WRITTEN PROBLEM: Examine each line of the data. Copy those that contain the string "asiat".

STORED ROWS:
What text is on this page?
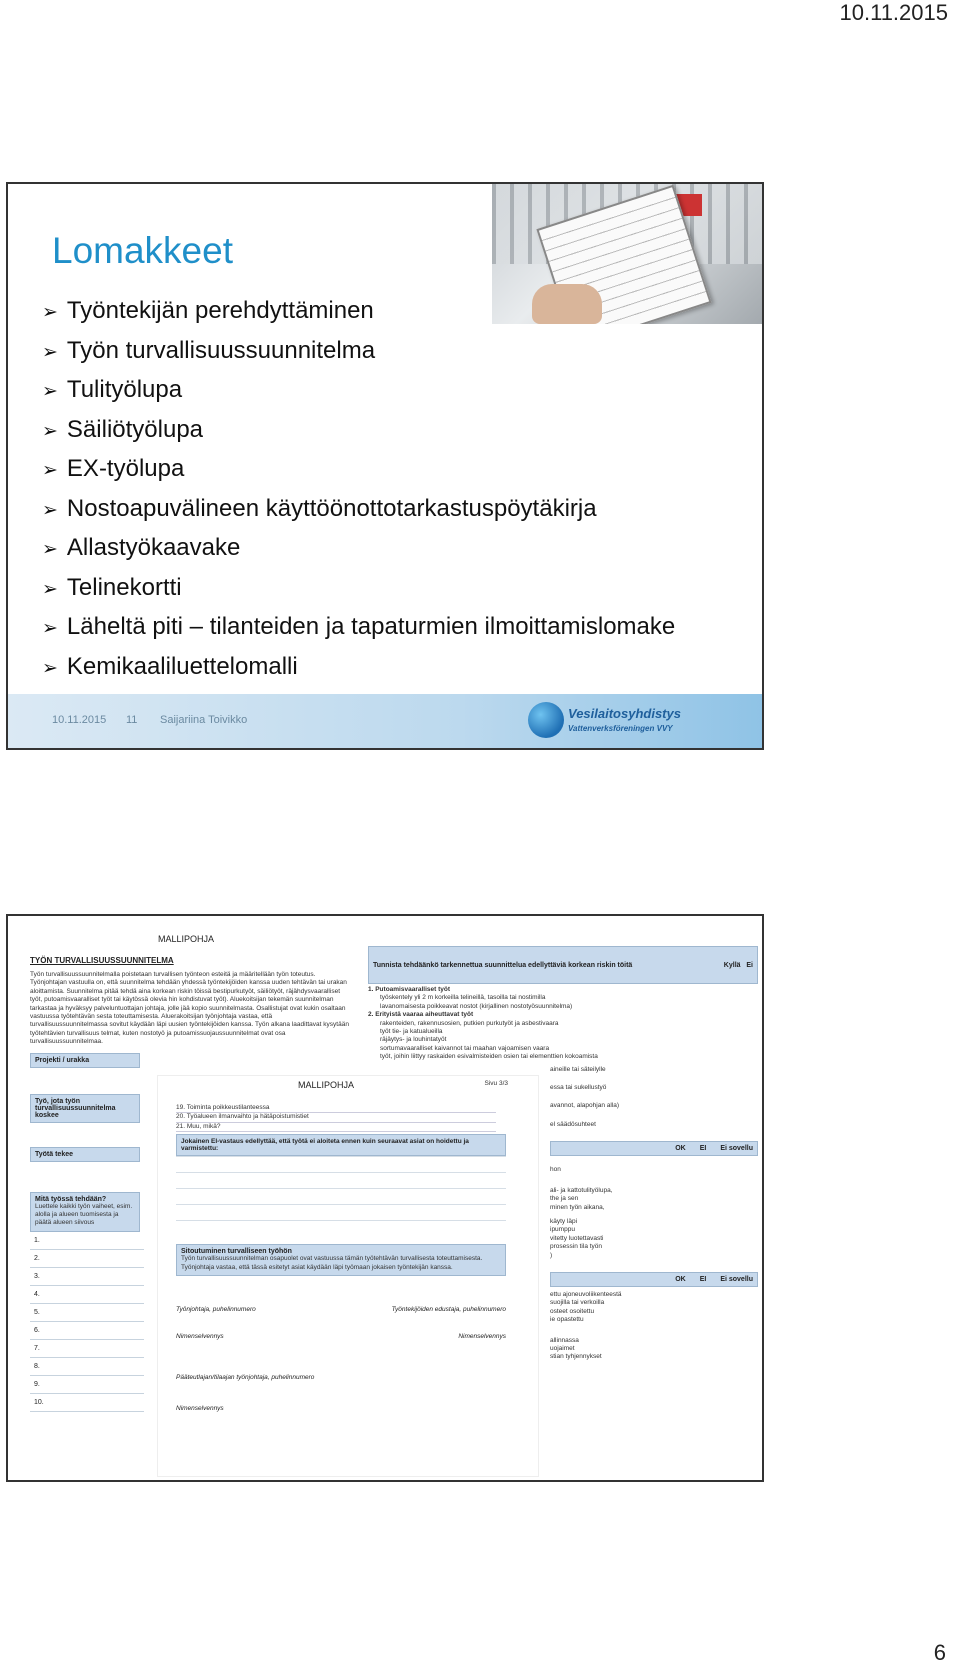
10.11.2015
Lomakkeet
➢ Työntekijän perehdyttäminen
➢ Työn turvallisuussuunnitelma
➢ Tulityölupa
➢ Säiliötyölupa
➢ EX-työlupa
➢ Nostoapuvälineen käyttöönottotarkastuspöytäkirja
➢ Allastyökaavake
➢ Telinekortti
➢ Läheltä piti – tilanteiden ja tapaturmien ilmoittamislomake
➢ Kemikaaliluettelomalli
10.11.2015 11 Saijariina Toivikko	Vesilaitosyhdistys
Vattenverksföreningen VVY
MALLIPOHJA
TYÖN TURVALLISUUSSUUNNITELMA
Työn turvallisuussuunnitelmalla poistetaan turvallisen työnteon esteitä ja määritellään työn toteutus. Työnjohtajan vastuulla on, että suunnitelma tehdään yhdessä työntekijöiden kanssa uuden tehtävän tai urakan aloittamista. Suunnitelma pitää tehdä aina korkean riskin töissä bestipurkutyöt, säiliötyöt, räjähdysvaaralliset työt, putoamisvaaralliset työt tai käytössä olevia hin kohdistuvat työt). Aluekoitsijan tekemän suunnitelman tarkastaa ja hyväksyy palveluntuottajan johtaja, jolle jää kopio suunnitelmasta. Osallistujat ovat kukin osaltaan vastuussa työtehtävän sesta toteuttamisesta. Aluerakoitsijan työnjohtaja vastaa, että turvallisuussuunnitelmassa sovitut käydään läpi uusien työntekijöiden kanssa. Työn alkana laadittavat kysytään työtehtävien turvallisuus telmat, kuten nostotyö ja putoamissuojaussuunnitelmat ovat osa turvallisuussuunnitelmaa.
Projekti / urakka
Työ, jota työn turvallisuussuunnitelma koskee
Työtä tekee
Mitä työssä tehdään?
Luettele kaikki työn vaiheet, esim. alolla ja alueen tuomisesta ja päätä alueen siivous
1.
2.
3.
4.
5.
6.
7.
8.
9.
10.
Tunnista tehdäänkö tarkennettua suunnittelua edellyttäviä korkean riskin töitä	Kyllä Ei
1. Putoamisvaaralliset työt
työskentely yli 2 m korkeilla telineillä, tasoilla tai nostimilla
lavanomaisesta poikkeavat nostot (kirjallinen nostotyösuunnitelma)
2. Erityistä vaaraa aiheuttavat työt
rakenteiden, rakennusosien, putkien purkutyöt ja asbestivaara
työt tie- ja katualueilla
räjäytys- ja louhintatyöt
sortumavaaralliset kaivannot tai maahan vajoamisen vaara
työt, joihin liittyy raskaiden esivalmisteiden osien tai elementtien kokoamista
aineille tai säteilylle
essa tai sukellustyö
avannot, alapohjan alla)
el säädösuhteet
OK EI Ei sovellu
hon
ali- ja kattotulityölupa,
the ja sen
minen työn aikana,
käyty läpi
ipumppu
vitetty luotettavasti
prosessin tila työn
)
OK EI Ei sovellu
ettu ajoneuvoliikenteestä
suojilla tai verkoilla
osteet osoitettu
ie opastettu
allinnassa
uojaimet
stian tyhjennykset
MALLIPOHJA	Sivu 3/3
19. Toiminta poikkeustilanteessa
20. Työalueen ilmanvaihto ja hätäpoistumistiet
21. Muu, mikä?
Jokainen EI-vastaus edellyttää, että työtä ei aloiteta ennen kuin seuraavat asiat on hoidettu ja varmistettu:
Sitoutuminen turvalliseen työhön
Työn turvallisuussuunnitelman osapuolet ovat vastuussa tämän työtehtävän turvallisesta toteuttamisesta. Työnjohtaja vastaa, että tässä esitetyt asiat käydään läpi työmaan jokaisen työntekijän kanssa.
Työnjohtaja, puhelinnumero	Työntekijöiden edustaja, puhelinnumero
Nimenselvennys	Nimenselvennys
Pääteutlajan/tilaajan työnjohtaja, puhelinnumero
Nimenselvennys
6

REPLY TO THE EXERCISE:
Jokainen EI-vastaus edellyttää, että työtä ei aloiteta ennen kuin seuraavat asiat on hoidettu ja varmistettu:
Työn turvallisuussuunnitelman osapuolet ovat vastuussa tämän työtehtävän turvallisesta toteuttamisesta. Työnjohtaja vastaa, että tässä esitetyt asiat käydään läpi työmaan jokaisen työntekijän kanssa.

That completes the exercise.